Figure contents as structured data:
********

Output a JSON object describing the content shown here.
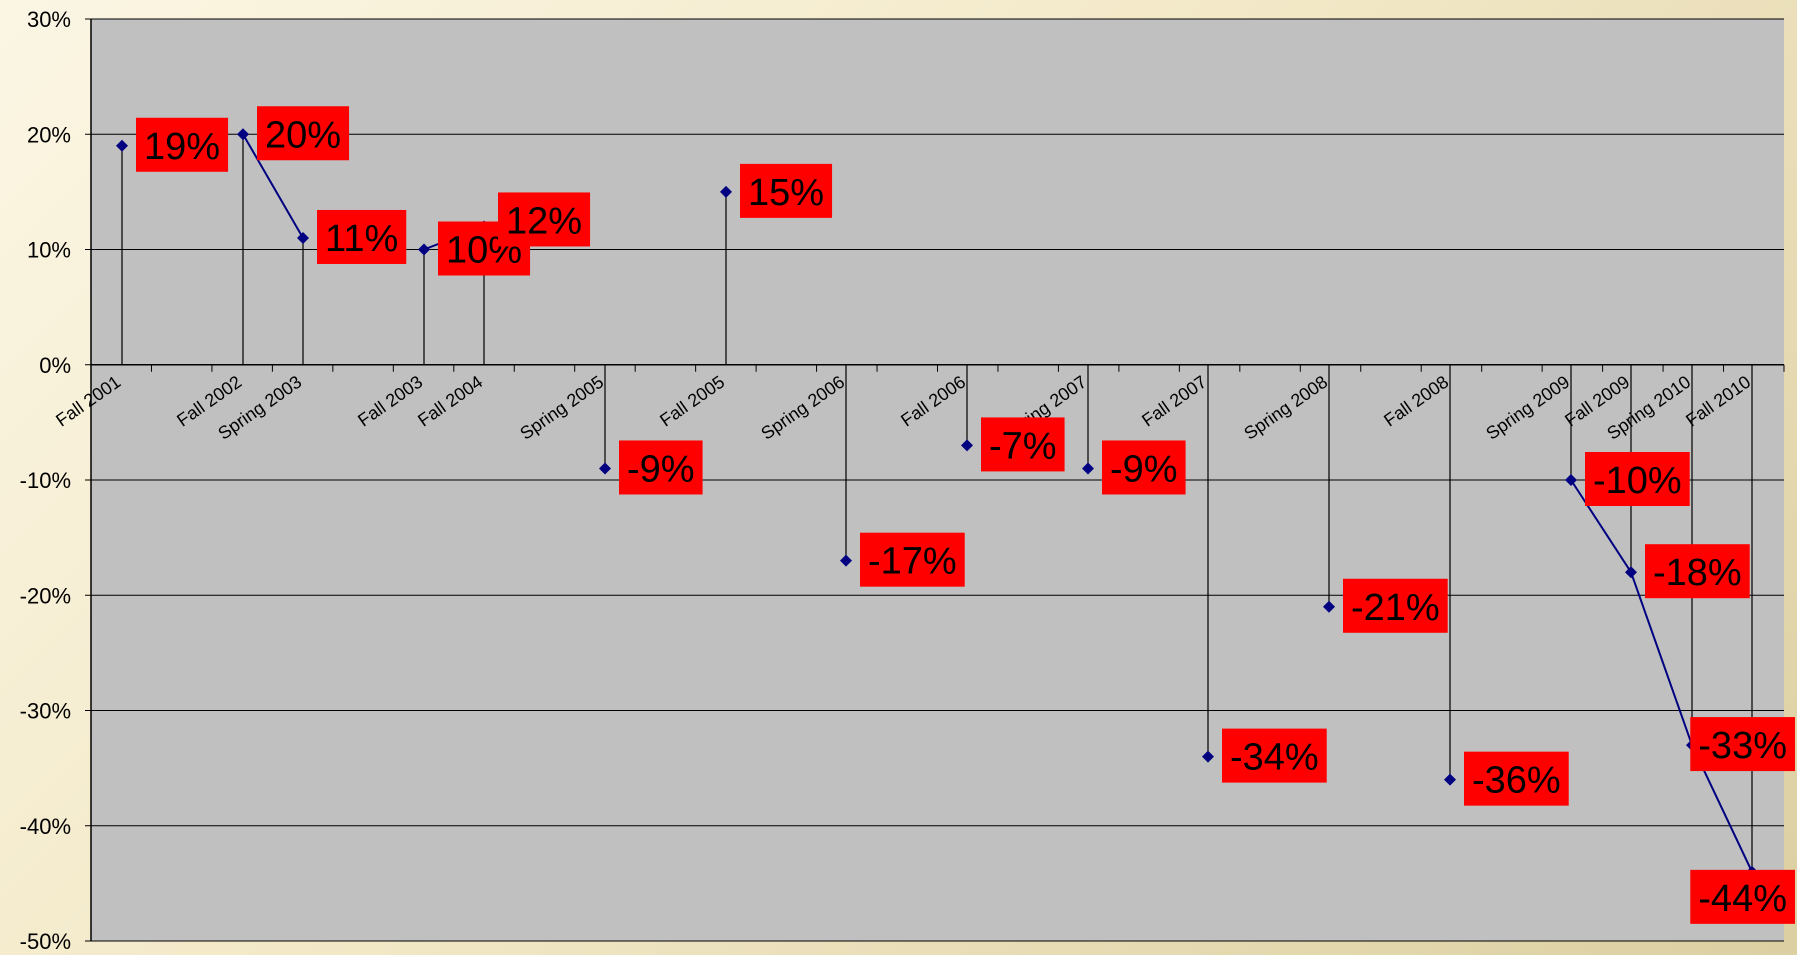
{
  "chart_data": {
    "type": "line",
    "title": "",
    "xlabel": "",
    "ylabel": "",
    "ylim": [
      -50,
      30
    ],
    "y_tick_step": 10,
    "y_tick_suffix": "%",
    "grid": true,
    "legend": "none",
    "categories": [
      "Fall 2001",
      "Fall 2002",
      "Spring 2003",
      "Fall 2003",
      "Fall 2004",
      "Spring 2005",
      "Fall 2005",
      "Spring 2006",
      "Fall 2006",
      "Spring 2007",
      "Fall 2007",
      "Spring 2008",
      "Fall 2008",
      "Spring 2009",
      "Fall 2009",
      "Spring 2010",
      "Fall 2010"
    ],
    "series": [
      {
        "points": [
          {
            "x": "Fall 2001",
            "y": 19,
            "label": "19%"
          },
          {
            "x": "Fall 2002",
            "y": 20,
            "label": "20%"
          },
          {
            "x": "Spring 2003",
            "y": 11,
            "label": "11%"
          },
          {
            "x": "Fall 2003",
            "y": 10,
            "label": "10%"
          },
          {
            "x": "Fall 2004",
            "y": 12,
            "label": "12%"
          },
          {
            "x": "Spring 2005",
            "y": -9,
            "label": "-9%"
          },
          {
            "x": "Fall 2005",
            "y": 15,
            "label": "15%"
          },
          {
            "x": "Spring 2006",
            "y": -17,
            "label": "-17%"
          },
          {
            "x": "Fall 2006",
            "y": -7,
            "label": "-7%"
          },
          {
            "x": "Spring 2007",
            "y": -9,
            "label": "-9%"
          },
          {
            "x": "Fall 2007",
            "y": -34,
            "label": "-34%"
          },
          {
            "x": "Spring 2008",
            "y": -21,
            "label": "-21%"
          },
          {
            "x": "Fall 2008",
            "y": -36,
            "label": "-36%"
          },
          {
            "x": "Spring 2009",
            "y": -10,
            "label": "-10%"
          },
          {
            "x": "Fall 2009",
            "y": -18,
            "label": "-18%"
          },
          {
            "x": "Spring 2010",
            "y": -33,
            "label": "-33%"
          },
          {
            "x": "Fall 2010",
            "y": -44,
            "label": "-44%"
          }
        ]
      }
    ],
    "colors": {
      "plot_background": "#c0c0c0",
      "line": "#000080",
      "marker": "#000080",
      "label_background": "#ff0000",
      "label_text": "#000000",
      "gridline": "#000000"
    }
  }
}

********

TASK DETAILS: Copy all of the entries verbatim, leaving out any pictures they contain.

OUTPUT OF THE TASK:
Output a JSON object describing the content shown here.
{
  "chart_data": {
    "type": "line",
    "title": "",
    "xlabel": "",
    "ylabel": "",
    "ylim": [
      -50,
      30
    ],
    "y_tick_step": 10,
    "y_tick_suffix": "%",
    "grid": true,
    "legend": "none",
    "categories": [
      "Fall 2001",
      "Fall 2002",
      "Spring 2003",
      "Fall 2003",
      "Fall 2004",
      "Spring 2005",
      "Fall 2005",
      "Spring 2006",
      "Fall 2006",
      "Spring 2007",
      "Fall 2007",
      "Spring 2008",
      "Fall 2008",
      "Spring 2009",
      "Fall 2009",
      "Spring 2010",
      "Fall 2010"
    ],
    "series": [
      {
        "points": [
          {
            "x": "Fall 2001",
            "y": 19,
            "label": "19%"
          },
          {
            "x": "Fall 2002",
            "y": 20,
            "label": "20%"
          },
          {
            "x": "Spring 2003",
            "y": 11,
            "label": "11%"
          },
          {
            "x": "Fall 2003",
            "y": 10,
            "label": "10%"
          },
          {
            "x": "Fall 2004",
            "y": 12,
            "label": "12%"
          },
          {
            "x": "Spring 2005",
            "y": -9,
            "label": "-9%"
          },
          {
            "x": "Fall 2005",
            "y": 15,
            "label": "15%"
          },
          {
            "x": "Spring 2006",
            "y": -17,
            "label": "-17%"
          },
          {
            "x": "Fall 2006",
            "y": -7,
            "label": "-7%"
          },
          {
            "x": "Spring 2007",
            "y": -9,
            "label": "-9%"
          },
          {
            "x": "Fall 2007",
            "y": -34,
            "label": "-34%"
          },
          {
            "x": "Spring 2008",
            "y": -21,
            "label": "-21%"
          },
          {
            "x": "Fall 2008",
            "y": -36,
            "label": "-36%"
          },
          {
            "x": "Spring 2009",
            "y": -10,
            "label": "-10%"
          },
          {
            "x": "Fall 2009",
            "y": -18,
            "label": "-18%"
          },
          {
            "x": "Spring 2010",
            "y": -33,
            "label": "-33%"
          },
          {
            "x": "Fall 2010",
            "y": -44,
            "label": "-44%"
          }
        ]
      }
    ],
    "colors": {
      "plot_background": "#c0c0c0",
      "line": "#000080",
      "marker": "#000080",
      "label_background": "#ff0000",
      "label_text": "#000000",
      "gridline": "#000000"
    }
  }
}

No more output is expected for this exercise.